- TASK DESCRIPTION
In the material below, find each line that contains the word "Total" and copy it.

- RECORDS TO USE

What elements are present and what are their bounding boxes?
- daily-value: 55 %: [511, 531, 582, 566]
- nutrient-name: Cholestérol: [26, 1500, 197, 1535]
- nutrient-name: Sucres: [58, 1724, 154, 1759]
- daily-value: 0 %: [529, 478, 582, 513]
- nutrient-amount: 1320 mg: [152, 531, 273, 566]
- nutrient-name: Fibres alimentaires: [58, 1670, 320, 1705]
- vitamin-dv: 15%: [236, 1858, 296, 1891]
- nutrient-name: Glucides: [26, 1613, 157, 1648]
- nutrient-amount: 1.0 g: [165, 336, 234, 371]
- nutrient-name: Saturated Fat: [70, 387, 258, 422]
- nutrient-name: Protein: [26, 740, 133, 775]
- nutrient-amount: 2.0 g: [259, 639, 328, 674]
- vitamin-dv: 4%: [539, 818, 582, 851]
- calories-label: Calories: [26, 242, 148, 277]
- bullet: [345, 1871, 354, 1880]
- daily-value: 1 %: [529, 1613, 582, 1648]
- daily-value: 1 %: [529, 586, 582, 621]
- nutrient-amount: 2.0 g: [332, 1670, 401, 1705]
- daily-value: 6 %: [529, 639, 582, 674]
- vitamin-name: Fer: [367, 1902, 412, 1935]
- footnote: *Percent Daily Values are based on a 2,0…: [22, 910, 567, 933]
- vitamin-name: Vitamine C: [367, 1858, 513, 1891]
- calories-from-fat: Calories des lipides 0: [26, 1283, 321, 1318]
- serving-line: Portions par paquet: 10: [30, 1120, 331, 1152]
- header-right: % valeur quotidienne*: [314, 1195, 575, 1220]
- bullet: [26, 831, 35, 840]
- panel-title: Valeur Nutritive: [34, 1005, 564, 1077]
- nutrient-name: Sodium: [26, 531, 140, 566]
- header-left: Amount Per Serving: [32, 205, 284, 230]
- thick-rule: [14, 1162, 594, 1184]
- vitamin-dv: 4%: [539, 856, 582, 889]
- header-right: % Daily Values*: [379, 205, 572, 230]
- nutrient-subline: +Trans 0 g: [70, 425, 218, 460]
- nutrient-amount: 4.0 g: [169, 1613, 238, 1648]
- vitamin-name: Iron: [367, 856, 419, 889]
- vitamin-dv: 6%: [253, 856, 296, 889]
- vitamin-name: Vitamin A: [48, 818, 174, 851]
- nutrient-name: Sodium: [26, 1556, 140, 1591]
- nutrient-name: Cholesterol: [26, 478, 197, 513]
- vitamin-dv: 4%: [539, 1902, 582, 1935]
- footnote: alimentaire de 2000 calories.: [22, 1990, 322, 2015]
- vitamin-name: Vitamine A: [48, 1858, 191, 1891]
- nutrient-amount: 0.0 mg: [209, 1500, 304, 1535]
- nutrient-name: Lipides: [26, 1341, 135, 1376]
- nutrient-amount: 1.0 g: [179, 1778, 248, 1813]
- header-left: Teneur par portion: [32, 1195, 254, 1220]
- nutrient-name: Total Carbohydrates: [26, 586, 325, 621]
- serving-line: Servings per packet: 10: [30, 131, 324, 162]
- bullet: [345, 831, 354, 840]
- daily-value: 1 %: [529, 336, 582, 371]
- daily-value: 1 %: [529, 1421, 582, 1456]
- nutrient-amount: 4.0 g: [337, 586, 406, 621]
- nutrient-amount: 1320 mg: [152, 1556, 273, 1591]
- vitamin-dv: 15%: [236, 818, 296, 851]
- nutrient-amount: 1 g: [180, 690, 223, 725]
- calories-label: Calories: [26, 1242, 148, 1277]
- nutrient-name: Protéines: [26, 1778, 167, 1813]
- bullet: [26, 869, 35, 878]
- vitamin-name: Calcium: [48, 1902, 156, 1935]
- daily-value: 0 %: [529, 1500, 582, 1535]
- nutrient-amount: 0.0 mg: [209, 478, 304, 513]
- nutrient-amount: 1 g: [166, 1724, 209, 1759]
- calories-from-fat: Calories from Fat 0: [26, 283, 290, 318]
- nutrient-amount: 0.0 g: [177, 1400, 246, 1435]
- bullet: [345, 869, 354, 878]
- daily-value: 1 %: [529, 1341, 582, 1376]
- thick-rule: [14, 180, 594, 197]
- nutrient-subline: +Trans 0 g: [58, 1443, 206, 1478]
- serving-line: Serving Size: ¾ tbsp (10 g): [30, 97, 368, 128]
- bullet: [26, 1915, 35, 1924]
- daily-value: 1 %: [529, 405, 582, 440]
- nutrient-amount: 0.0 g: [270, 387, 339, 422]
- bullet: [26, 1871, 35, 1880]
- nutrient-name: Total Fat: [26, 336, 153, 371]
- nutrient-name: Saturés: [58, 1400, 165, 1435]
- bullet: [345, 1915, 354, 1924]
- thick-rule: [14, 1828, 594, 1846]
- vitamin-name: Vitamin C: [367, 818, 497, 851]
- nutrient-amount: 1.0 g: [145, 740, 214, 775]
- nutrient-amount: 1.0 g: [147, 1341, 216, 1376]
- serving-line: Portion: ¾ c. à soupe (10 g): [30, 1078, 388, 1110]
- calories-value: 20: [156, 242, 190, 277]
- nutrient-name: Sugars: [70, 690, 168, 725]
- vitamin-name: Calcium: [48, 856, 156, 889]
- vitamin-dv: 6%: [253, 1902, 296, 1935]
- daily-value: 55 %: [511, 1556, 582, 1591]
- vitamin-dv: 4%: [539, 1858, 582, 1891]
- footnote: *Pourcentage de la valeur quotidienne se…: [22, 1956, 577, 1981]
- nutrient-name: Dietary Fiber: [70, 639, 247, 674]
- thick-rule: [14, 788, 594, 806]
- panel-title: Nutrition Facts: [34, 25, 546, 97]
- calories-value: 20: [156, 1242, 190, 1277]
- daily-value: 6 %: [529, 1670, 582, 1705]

---

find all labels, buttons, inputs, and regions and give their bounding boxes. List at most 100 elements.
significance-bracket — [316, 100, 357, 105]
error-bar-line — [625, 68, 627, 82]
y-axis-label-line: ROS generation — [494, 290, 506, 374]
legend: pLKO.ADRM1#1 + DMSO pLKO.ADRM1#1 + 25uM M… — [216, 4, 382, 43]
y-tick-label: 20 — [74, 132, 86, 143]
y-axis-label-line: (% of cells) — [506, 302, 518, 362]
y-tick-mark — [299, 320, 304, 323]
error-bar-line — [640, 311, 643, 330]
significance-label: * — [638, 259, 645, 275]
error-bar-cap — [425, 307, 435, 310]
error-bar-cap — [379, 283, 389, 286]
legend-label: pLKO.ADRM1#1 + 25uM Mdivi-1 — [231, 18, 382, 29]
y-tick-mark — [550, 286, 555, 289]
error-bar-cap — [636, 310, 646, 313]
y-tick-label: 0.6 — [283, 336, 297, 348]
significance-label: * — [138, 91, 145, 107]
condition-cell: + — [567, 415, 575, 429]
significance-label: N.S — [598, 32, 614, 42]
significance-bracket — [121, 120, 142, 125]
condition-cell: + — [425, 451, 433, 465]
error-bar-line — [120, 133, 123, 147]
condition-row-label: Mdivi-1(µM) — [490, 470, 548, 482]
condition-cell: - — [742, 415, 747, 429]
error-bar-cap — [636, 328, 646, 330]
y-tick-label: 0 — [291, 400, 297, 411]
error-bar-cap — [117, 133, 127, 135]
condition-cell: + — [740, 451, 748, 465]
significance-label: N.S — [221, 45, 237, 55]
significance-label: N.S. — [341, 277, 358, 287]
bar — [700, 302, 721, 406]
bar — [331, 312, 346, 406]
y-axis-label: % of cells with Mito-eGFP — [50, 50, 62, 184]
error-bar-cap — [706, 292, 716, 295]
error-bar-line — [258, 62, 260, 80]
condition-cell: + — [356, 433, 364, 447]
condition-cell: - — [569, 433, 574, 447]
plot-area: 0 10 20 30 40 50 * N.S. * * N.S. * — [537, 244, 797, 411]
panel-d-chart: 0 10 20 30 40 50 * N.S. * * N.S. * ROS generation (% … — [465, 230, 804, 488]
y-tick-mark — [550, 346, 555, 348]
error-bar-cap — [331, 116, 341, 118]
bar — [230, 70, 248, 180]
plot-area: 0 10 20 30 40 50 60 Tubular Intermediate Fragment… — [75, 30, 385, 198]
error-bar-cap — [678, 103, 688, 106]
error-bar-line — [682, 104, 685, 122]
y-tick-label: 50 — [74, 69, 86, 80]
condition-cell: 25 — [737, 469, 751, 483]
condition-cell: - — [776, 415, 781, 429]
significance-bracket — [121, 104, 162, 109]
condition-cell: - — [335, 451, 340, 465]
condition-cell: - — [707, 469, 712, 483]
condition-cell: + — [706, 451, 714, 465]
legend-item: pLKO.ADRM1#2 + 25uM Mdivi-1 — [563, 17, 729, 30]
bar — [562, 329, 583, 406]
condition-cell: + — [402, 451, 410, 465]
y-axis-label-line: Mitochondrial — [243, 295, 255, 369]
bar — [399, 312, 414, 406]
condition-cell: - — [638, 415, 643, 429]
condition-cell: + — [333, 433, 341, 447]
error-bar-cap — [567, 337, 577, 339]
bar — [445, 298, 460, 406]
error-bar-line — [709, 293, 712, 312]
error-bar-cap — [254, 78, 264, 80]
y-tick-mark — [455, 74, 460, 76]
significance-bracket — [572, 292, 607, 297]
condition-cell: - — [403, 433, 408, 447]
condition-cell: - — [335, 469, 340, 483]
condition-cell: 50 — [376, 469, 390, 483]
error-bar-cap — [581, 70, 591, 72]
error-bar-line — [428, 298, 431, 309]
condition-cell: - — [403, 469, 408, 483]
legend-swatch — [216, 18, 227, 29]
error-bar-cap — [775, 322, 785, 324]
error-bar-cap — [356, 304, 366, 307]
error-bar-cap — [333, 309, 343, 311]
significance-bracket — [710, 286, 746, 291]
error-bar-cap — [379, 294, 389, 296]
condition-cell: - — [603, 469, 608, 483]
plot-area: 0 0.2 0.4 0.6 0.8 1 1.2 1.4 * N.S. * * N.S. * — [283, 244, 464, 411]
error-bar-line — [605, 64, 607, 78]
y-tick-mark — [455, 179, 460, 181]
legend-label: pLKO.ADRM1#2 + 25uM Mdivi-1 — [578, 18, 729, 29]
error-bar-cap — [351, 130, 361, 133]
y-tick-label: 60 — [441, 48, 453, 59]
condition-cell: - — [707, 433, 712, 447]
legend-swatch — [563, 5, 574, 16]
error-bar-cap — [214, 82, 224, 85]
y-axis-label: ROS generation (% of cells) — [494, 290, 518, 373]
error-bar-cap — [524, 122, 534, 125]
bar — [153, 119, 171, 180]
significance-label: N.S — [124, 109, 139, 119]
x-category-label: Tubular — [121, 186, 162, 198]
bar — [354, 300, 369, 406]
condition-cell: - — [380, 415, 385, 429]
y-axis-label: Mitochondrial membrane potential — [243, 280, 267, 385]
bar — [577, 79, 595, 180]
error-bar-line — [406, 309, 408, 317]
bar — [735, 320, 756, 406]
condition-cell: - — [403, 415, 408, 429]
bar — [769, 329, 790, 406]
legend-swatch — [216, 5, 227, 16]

- REPLY
- nutrient-name: Total Carbohydrates: [26, 586, 325, 621]
- nutrient-name: Total Fat: [26, 336, 153, 371]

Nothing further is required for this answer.